-- GOAL --
An exact reproduction of the records is required, with all images left out.

-- DATA PROVIDED --
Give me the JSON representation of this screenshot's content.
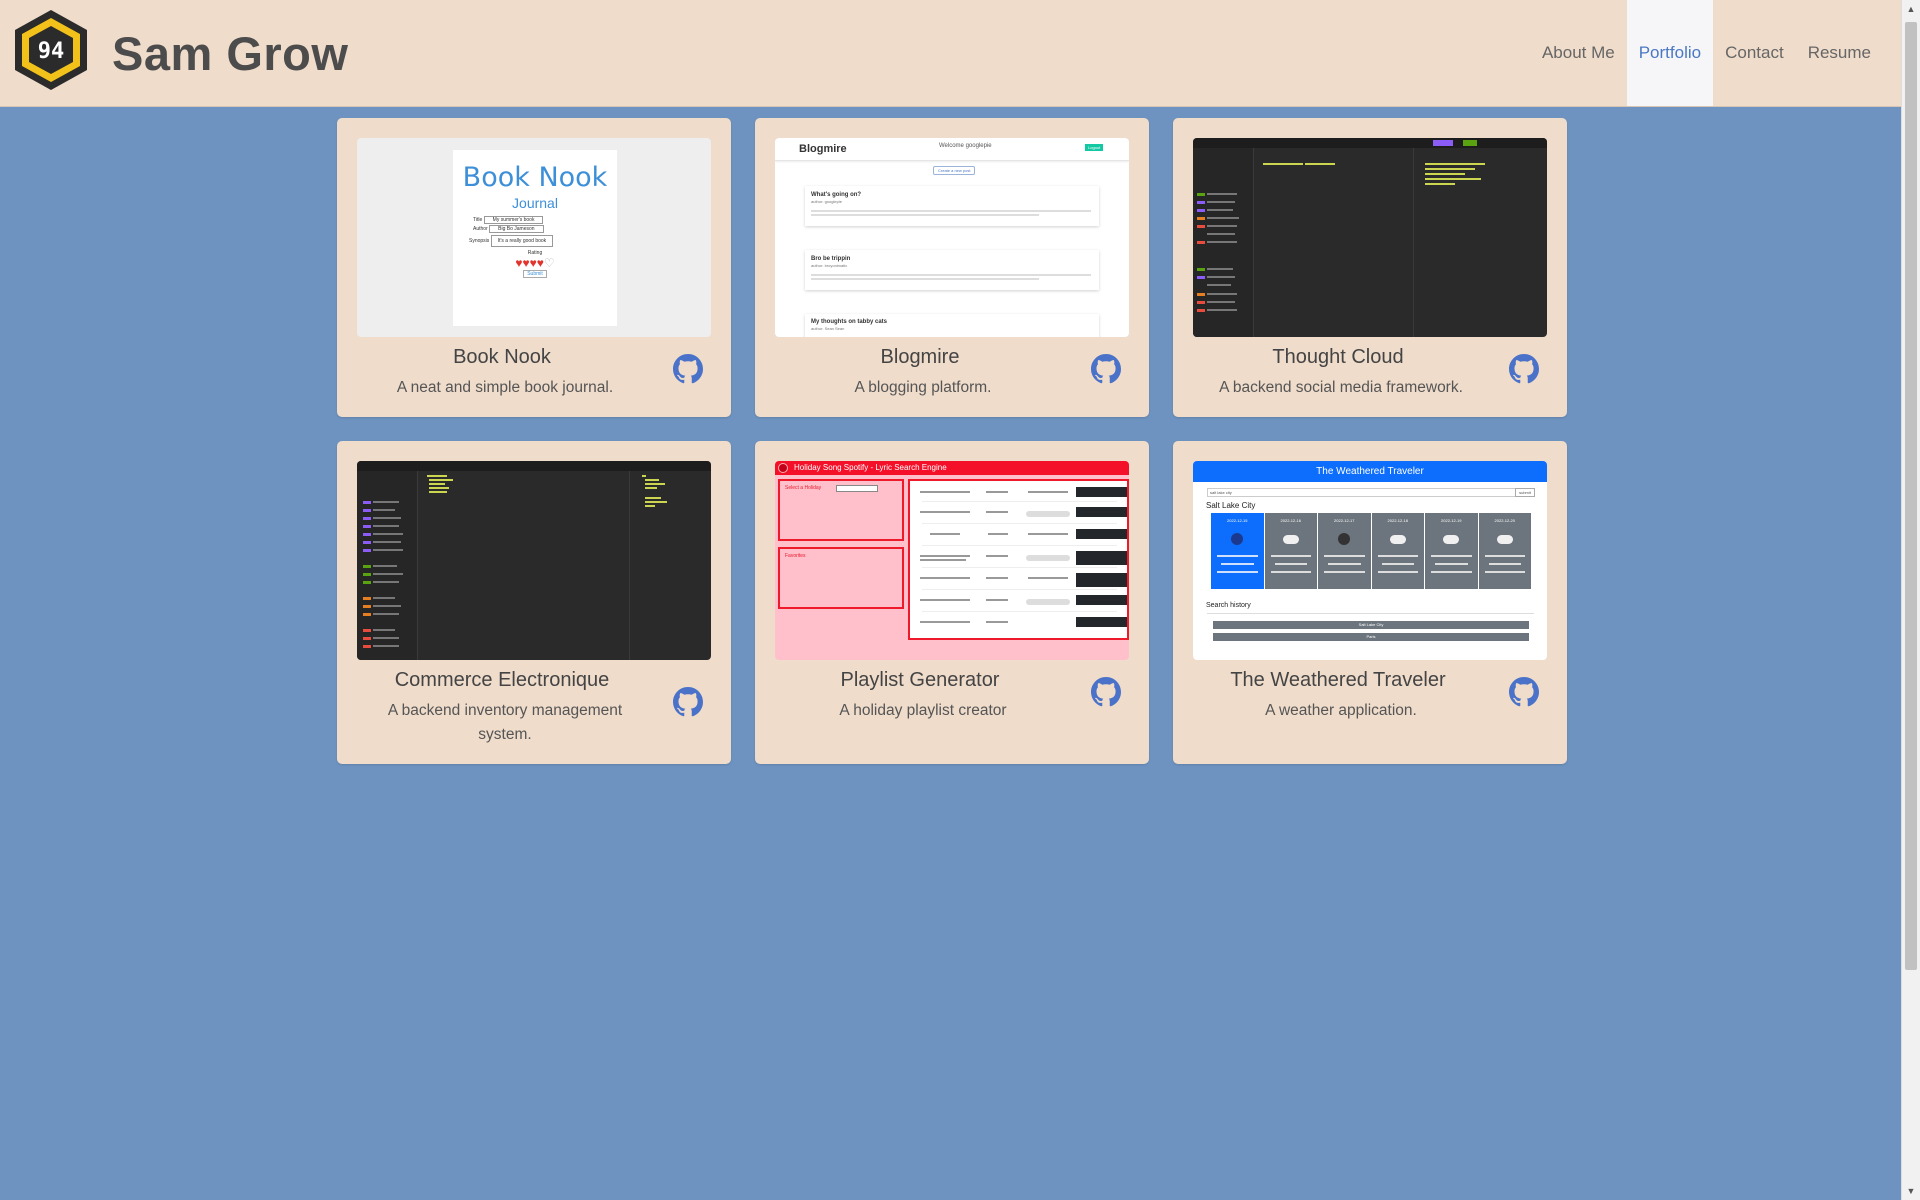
{
  "header": {
    "title": "Sam Grow",
    "logo_text": "94",
    "nav": [
      {
        "label": "About Me",
        "active": false
      },
      {
        "label": "Portfolio",
        "active": true
      },
      {
        "label": "Contact",
        "active": false
      },
      {
        "label": "Resume",
        "active": false
      }
    ]
  },
  "projects": [
    {
      "title": "Book Nook",
      "description": "A neat and simple book journal.",
      "thumb": {
        "heading": "Book Nook",
        "subheading": "Journal",
        "field1": "Title",
        "field1_value": "My summer's book",
        "field2": "Author",
        "field2_value": "Big Bo Jameson",
        "field3": "Synopsis",
        "field3_value": "It's a really good book",
        "rating": "Rating",
        "submit": "Submit"
      }
    },
    {
      "title": "Blogmire",
      "description": "A blogging platform.",
      "thumb": {
        "brand": "Blogmire",
        "welcome": "Welcome googlepie",
        "logout": "Logout",
        "create": "Create a new post",
        "posts": [
          {
            "title": "What's going on?",
            "author": "author: googlepie"
          },
          {
            "title": "Bro be trippin",
            "author": "author: broyonimatic"
          },
          {
            "title": "My thoughts on tabby cats",
            "author": "author: Sean Sean"
          }
        ]
      }
    },
    {
      "title": "Thought Cloud",
      "description": "A backend social media framework."
    },
    {
      "title": "Commerce Electronique",
      "description": "A backend inventory management system."
    },
    {
      "title": "Playlist Generator",
      "description": "A holiday playlist creator",
      "thumb": {
        "banner": "Holiday Song Spotify - Lyric Search Engine",
        "select_label": "Select a Holiday",
        "favorites_label": "Favorites"
      }
    },
    {
      "title": "The Weathered Traveler",
      "description": "A weather application.",
      "thumb": {
        "banner": "The Weathered Traveler",
        "search_value": "salt lake city",
        "search_button": "submit",
        "city": "Salt Lake City",
        "dates": [
          "2022-12-15",
          "2022-12-16",
          "2022-12-17",
          "2022-12-18",
          "2022-12-19",
          "2022-12-20"
        ],
        "history_label": "Search history",
        "history": [
          "Salt Lake City",
          "Paris"
        ]
      }
    }
  ],
  "colors": {
    "page_bg": "#6e93c0",
    "card_bg": "#efdccb",
    "nav_active": "#4a78c4",
    "github_icon": "#4a72c9"
  }
}
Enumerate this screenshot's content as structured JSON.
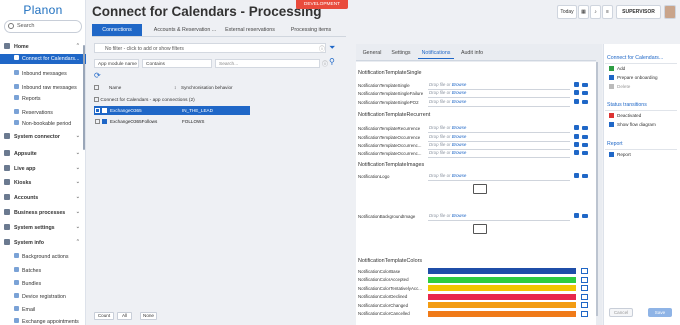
{
  "sidebar": {
    "logo": "Planon",
    "search_placeholder": "Search",
    "items": [
      {
        "label": "Home",
        "icon": "home-icon",
        "type": "top",
        "open": true
      },
      {
        "label": "Connect for Calendars...",
        "icon": "connector-icon",
        "type": "sub",
        "selected": true
      },
      {
        "label": "Inbound messages",
        "icon": "inbox-icon",
        "type": "sub"
      },
      {
        "label": "Inbound raw messages",
        "icon": "inbox-icon",
        "type": "sub"
      },
      {
        "label": "Reports",
        "icon": "report-icon",
        "type": "sub"
      },
      {
        "label": "Reservations",
        "icon": "calendar-icon",
        "type": "sub"
      },
      {
        "label": "Non-bookable period",
        "icon": "calendar-icon",
        "type": "sub"
      },
      {
        "label": "System connector",
        "icon": "plug-icon",
        "type": "top"
      },
      {
        "label": "Appsuite",
        "icon": "apps-icon",
        "type": "top"
      },
      {
        "label": "Live app",
        "icon": "phone-icon",
        "type": "top"
      },
      {
        "label": "Kiosks",
        "icon": "kiosk-icon",
        "type": "top"
      },
      {
        "label": "Accounts",
        "icon": "accounts-icon",
        "type": "top"
      },
      {
        "label": "Business processes",
        "icon": "process-icon",
        "type": "top"
      },
      {
        "label": "System settings",
        "icon": "gear-icon",
        "type": "top"
      },
      {
        "label": "System info",
        "icon": "info-icon",
        "type": "top",
        "open": true
      },
      {
        "label": "Background actions",
        "icon": "gear-icon",
        "type": "sub"
      },
      {
        "label": "Batches",
        "icon": "batch-icon",
        "type": "sub"
      },
      {
        "label": "Bundles",
        "icon": "bundle-icon",
        "type": "sub"
      },
      {
        "label": "Device registration",
        "icon": "device-icon",
        "type": "sub"
      },
      {
        "label": "Email",
        "icon": "email-icon",
        "type": "sub"
      },
      {
        "label": "Exchange appointments",
        "icon": "calendar-icon",
        "type": "sub"
      }
    ]
  },
  "header": {
    "title": "Connect for Calendars - Processing",
    "env_badge": "DEVELOPMENT",
    "today_label": "Today",
    "user_label": "SUPERVISOR"
  },
  "left_panel": {
    "tabs": [
      {
        "label": "Connections",
        "active": true
      },
      {
        "label": "Accounts & Reservation ...",
        "active": false
      },
      {
        "label": "External reservations",
        "active": false
      },
      {
        "label": "Processing items",
        "active": false
      }
    ],
    "filter_placeholder": "No filter - click to add or show filters",
    "search_field": "App module name",
    "search_op": "Contains",
    "search_value": "Search...",
    "columns": {
      "name": "Name",
      "sync": "Synchronisation behavior"
    },
    "group_label": "Connect for Calendars - app connections (2)",
    "rows": [
      {
        "name": "ExchangeO365",
        "sync": "IN_THE_LEAD",
        "selected": true
      },
      {
        "name": "ExchangeO365Follows",
        "sync": "FOLLOWS",
        "selected": false
      }
    ],
    "footer_buttons": [
      "Count",
      "All",
      "None"
    ]
  },
  "detail": {
    "tabs": [
      {
        "label": "General",
        "active": false
      },
      {
        "label": "Settings",
        "active": false
      },
      {
        "label": "Notifications",
        "active": true
      },
      {
        "label": "Audit info",
        "active": false
      }
    ],
    "drop_text": "Drop file or",
    "browse_text": "Browse",
    "sections": [
      {
        "title": "NotificationTemplateSingle",
        "fields": [
          "NotificationTemplateSingle",
          "NotificationTemplateSingleFailure",
          "NotificationTemplateSinglePO2"
        ]
      },
      {
        "title": "NotificationTemplateRecurrent",
        "fields": [
          "NotificationTemplateRecurrence",
          "NotificationTemplateOccurrence",
          "NotificationTemplateOccurrenc...",
          "NotificationTemplateOccurrenc..."
        ]
      },
      {
        "title": "NotificationTemplateImages",
        "fields": [
          "NotificationLogo",
          "NotificationBackgroundImage"
        ]
      },
      {
        "title": "NotificationTemplateColors",
        "fields": []
      }
    ],
    "colors": [
      {
        "label": "NotificationColorBase",
        "color": "#1f4ea8"
      },
      {
        "label": "NotificationColorAccepted",
        "color": "#2ecc40"
      },
      {
        "label": "NotificationColorTentativelyAcc...",
        "color": "#f2c500"
      },
      {
        "label": "NotificationColorDeclined",
        "color": "#e8274b"
      },
      {
        "label": "NotificationColorChanged",
        "color": "#f39c12"
      },
      {
        "label": "NotificationColorCancelled",
        "color": "#f07a18"
      }
    ]
  },
  "actions": {
    "groups": [
      {
        "title": "Connect for Calendars...",
        "items": [
          {
            "label": "Add",
            "icon": "plus-icon",
            "disabled": false
          },
          {
            "label": "Prepare onboarding",
            "icon": "onboarding-icon",
            "disabled": false
          },
          {
            "label": "Delete",
            "icon": "delete-icon",
            "disabled": true
          }
        ]
      },
      {
        "title": "Status transitions",
        "items": [
          {
            "label": "Deactivated",
            "icon": "deactivate-icon",
            "disabled": false
          },
          {
            "label": "Show flow diagram",
            "icon": "flow-icon",
            "disabled": false
          }
        ]
      },
      {
        "title": "Report",
        "items": [
          {
            "label": "Report",
            "icon": "report-icon",
            "disabled": false
          }
        ]
      }
    ],
    "cancel_label": "Cancel",
    "save_label": "Save"
  }
}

-- IN RESPONSE --
Give me the JSON representation of this screenshot's content.
{
  "header": {
    "title": "Sam Grow",
    "logo_text": "94",
    "nav": [
      {
        "label": "About Me",
        "active": false
      },
      {
        "label": "Portfolio",
        "active": true
      },
      {
        "label": "Contact",
        "active": false
      },
      {
        "label": "Resume",
        "active": false
      }
    ]
  },
  "projects": [
    {
      "title": "Book Nook",
      "description": "A neat and simple book journal.",
      "thumb": {
        "heading": "Book Nook",
        "subheading": "Journal",
        "field1": "Title",
        "field1_value": "My summer's book",
        "field2": "Author",
        "field2_value": "Big Bo Jameson",
        "field3": "Synopsis",
        "field3_value": "It's a really good book",
        "rating": "Rating",
        "submit": "Submit"
      }
    },
    {
      "title": "Blogmire",
      "description": "A blogging platform.",
      "thumb": {
        "brand": "Blogmire",
        "welcome": "Welcome googlepie",
        "logout": "Logout",
        "create": "Create a new post",
        "posts": [
          {
            "title": "What's going on?",
            "author": "author: googlepie"
          },
          {
            "title": "Bro be trippin",
            "author": "author: broyonimatic"
          },
          {
            "title": "My thoughts on tabby cats",
            "author": "author: Sean Sean"
          }
        ]
      }
    },
    {
      "title": "Thought Cloud",
      "description": "A backend social media framework."
    },
    {
      "title": "Commerce Electronique",
      "description": "A backend inventory management system."
    },
    {
      "title": "Playlist Generator",
      "description": "A holiday playlist creator",
      "thumb": {
        "banner": "Holiday Song Spotify - Lyric Search Engine",
        "select_label": "Select a Holiday",
        "favorites_label": "Favorites"
      }
    },
    {
      "title": "The Weathered Traveler",
      "description": "A weather application.",
      "thumb": {
        "banner": "The Weathered Traveler",
        "search_value": "salt lake city",
        "search_button": "submit",
        "city": "Salt Lake City",
        "dates": [
          "2022-12-15",
          "2022-12-16",
          "2022-12-17",
          "2022-12-18",
          "2022-12-19",
          "2022-12-20"
        ],
        "history_label": "Search history",
        "history": [
          "Salt Lake City",
          "Paris"
        ]
      }
    }
  ],
  "colors": {
    "page_bg": "#6e93c0",
    "card_bg": "#efdccb",
    "nav_active": "#4a78c4",
    "github_icon": "#4a72c9"
  }
}
Enumerate this screenshot's content as structured JSON.
{
  "sidebar": {
    "logo": "Planon",
    "search_placeholder": "Search",
    "items": [
      {
        "label": "Home",
        "icon": "home-icon",
        "type": "top",
        "open": true
      },
      {
        "label": "Connect for Calendars...",
        "icon": "connector-icon",
        "type": "sub",
        "selected": true
      },
      {
        "label": "Inbound messages",
        "icon": "inbox-icon",
        "type": "sub"
      },
      {
        "label": "Inbound raw messages",
        "icon": "inbox-icon",
        "type": "sub"
      },
      {
        "label": "Reports",
        "icon": "report-icon",
        "type": "sub"
      },
      {
        "label": "Reservations",
        "icon": "calendar-icon",
        "type": "sub"
      },
      {
        "label": "Non-bookable period",
        "icon": "calendar-icon",
        "type": "sub"
      },
      {
        "label": "System connector",
        "icon": "plug-icon",
        "type": "top"
      },
      {
        "label": "Appsuite",
        "icon": "apps-icon",
        "type": "top"
      },
      {
        "label": "Live app",
        "icon": "phone-icon",
        "type": "top"
      },
      {
        "label": "Kiosks",
        "icon": "kiosk-icon",
        "type": "top"
      },
      {
        "label": "Accounts",
        "icon": "accounts-icon",
        "type": "top"
      },
      {
        "label": "Business processes",
        "icon": "process-icon",
        "type": "top"
      },
      {
        "label": "System settings",
        "icon": "gear-icon",
        "type": "top"
      },
      {
        "label": "System info",
        "icon": "info-icon",
        "type": "top",
        "open": true
      },
      {
        "label": "Background actions",
        "icon": "gear-icon",
        "type": "sub"
      },
      {
        "label": "Batches",
        "icon": "batch-icon",
        "type": "sub"
      },
      {
        "label": "Bundles",
        "icon": "bundle-icon",
        "type": "sub"
      },
      {
        "label": "Device registration",
        "icon": "device-icon",
        "type": "sub"
      },
      {
        "label": "Email",
        "icon": "email-icon",
        "type": "sub"
      },
      {
        "label": "Exchange appointments",
        "icon": "calendar-icon",
        "type": "sub"
      }
    ]
  },
  "header": {
    "title": "Connect for Calendars - Processing",
    "env_badge": "DEVELOPMENT",
    "today_label": "Today",
    "user_label": "SUPERVISOR"
  },
  "left_panel": {
    "tabs": [
      {
        "label": "Connections",
        "active": true
      },
      {
        "label": "Accounts & Reservation ...",
        "active": false
      },
      {
        "label": "External reservations",
        "active": false
      },
      {
        "label": "Processing items",
        "active": false
      }
    ],
    "filter_placeholder": "No filter - click to add or show filters",
    "search_field": "App module name",
    "search_op": "Contains",
    "search_value": "Search...",
    "columns": {
      "name": "Name",
      "sync": "Synchronisation behavior"
    },
    "group_label": "Connect for Calendars - app connections (2)",
    "rows": [
      {
        "name": "ExchangeO365",
        "sync": "IN_THE_LEAD",
        "selected": true
      },
      {
        "name": "ExchangeO365Follows",
        "sync": "FOLLOWS",
        "selected": false
      }
    ],
    "footer_buttons": [
      "Count",
      "All",
      "None"
    ]
  },
  "detail": {
    "tabs": [
      {
        "label": "General",
        "active": false
      },
      {
        "label": "Settings",
        "active": false
      },
      {
        "label": "Notifications",
        "active": true
      },
      {
        "label": "Audit info",
        "active": false
      }
    ],
    "drop_text": "Drop file or",
    "browse_text": "Browse",
    "sections": [
      {
        "title": "NotificationTemplateSingle",
        "fields": [
          "NotificationTemplateSingle",
          "NotificationTemplateSingleFailure",
          "NotificationTemplateSinglePO2"
        ]
      },
      {
        "title": "NotificationTemplateRecurrent",
        "fields": [
          "NotificationTemplateRecurrence",
          "NotificationTemplateOccurrence",
          "NotificationTemplateOccurrenc...",
          "NotificationTemplateOccurrenc..."
        ]
      },
      {
        "title": "NotificationTemplateImages",
        "fields": [
          "NotificationLogo",
          "NotificationBackgroundImage"
        ]
      },
      {
        "title": "NotificationTemplateColors",
        "fields": []
      }
    ],
    "colors": [
      {
        "label": "NotificationColorBase",
        "color": "#1f4ea8"
      },
      {
        "label": "NotificationColorAccepted",
        "color": "#2ecc40"
      },
      {
        "label": "NotificationColorTentativelyAcc...",
        "color": "#f2c500"
      },
      {
        "label": "NotificationColorDeclined",
        "color": "#e8274b"
      },
      {
        "label": "NotificationColorChanged",
        "color": "#f39c12"
      },
      {
        "label": "NotificationColorCancelled",
        "color": "#f07a18"
      }
    ]
  },
  "actions": {
    "groups": [
      {
        "title": "Connect for Calendars...",
        "items": [
          {
            "label": "Add",
            "icon": "plus-icon",
            "disabled": false
          },
          {
            "label": "Prepare onboarding",
            "icon": "onboarding-icon",
            "disabled": false
          },
          {
            "label": "Delete",
            "icon": "delete-icon",
            "disabled": true
          }
        ]
      },
      {
        "title": "Status transitions",
        "items": [
          {
            "label": "Deactivated",
            "icon": "deactivate-icon",
            "disabled": false
          },
          {
            "label": "Show flow diagram",
            "icon": "flow-icon",
            "disabled": false
          }
        ]
      },
      {
        "title": "Report",
        "items": [
          {
            "label": "Report",
            "icon": "report-icon",
            "disabled": false
          }
        ]
      }
    ],
    "cancel_label": "Cancel",
    "save_label": "Save"
  }
}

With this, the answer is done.